• **Written problem**
Collect every line below that contains the word "valence".

=== Dataset extract ===

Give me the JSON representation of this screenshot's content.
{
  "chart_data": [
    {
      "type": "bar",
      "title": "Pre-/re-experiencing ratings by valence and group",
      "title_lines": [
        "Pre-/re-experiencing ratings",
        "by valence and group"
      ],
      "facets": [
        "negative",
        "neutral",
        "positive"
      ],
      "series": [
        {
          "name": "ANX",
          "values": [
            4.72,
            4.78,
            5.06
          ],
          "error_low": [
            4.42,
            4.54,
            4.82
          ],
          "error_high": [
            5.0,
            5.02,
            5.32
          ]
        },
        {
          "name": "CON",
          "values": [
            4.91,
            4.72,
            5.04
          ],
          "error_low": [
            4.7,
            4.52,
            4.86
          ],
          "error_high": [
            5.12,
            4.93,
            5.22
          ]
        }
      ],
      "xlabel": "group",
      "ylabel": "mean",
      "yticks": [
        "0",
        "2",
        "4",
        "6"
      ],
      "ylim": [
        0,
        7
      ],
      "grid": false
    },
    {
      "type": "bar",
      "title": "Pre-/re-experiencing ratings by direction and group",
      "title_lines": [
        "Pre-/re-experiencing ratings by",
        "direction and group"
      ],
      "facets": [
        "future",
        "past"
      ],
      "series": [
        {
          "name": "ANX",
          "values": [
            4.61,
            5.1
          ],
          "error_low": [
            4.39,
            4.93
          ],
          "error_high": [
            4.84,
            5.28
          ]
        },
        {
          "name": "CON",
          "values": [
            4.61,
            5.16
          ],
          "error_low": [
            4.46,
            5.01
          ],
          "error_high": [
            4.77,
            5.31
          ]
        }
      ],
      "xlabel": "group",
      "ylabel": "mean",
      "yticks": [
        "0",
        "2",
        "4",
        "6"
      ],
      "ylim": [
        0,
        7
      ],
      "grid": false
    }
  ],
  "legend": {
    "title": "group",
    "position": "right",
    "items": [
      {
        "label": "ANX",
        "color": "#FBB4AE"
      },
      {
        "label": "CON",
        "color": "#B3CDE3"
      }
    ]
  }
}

===

• **Final answer**
      "title": "Pre-/re-experiencing ratings by valence and group",
        "by valence and group"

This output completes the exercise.